Exercise description :: Among the lines below, count those with "petite". Give the total alone.

━━━━━ Provided information ━━━━━

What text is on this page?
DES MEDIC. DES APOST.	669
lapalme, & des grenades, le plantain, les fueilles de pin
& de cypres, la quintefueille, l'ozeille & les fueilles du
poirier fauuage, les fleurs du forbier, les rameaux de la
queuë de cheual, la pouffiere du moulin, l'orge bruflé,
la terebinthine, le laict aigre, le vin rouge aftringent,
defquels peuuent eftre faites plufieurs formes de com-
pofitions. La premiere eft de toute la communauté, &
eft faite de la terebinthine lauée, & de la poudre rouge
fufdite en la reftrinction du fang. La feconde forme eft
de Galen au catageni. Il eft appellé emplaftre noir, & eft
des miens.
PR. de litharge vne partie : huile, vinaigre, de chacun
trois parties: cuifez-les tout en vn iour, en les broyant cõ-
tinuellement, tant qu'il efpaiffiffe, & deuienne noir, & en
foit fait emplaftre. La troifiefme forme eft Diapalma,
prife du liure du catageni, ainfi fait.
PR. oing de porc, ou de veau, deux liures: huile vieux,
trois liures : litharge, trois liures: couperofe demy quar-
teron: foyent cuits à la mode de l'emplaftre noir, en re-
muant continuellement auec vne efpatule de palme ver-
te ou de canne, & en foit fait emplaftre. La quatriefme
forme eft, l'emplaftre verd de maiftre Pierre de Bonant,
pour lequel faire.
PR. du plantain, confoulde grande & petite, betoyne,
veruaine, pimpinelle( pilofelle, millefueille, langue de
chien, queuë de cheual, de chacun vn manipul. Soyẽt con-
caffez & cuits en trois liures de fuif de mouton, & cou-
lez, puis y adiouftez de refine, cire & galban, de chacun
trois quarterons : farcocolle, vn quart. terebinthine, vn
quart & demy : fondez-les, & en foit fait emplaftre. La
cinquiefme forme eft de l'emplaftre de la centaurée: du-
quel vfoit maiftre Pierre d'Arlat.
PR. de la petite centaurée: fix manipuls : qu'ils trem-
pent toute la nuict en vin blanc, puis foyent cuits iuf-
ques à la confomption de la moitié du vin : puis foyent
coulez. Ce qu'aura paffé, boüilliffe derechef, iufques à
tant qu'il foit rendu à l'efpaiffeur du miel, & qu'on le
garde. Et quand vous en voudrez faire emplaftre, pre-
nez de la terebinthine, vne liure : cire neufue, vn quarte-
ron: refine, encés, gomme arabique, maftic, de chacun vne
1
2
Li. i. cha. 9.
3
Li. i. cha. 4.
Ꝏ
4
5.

━━━━━

Task output :: 2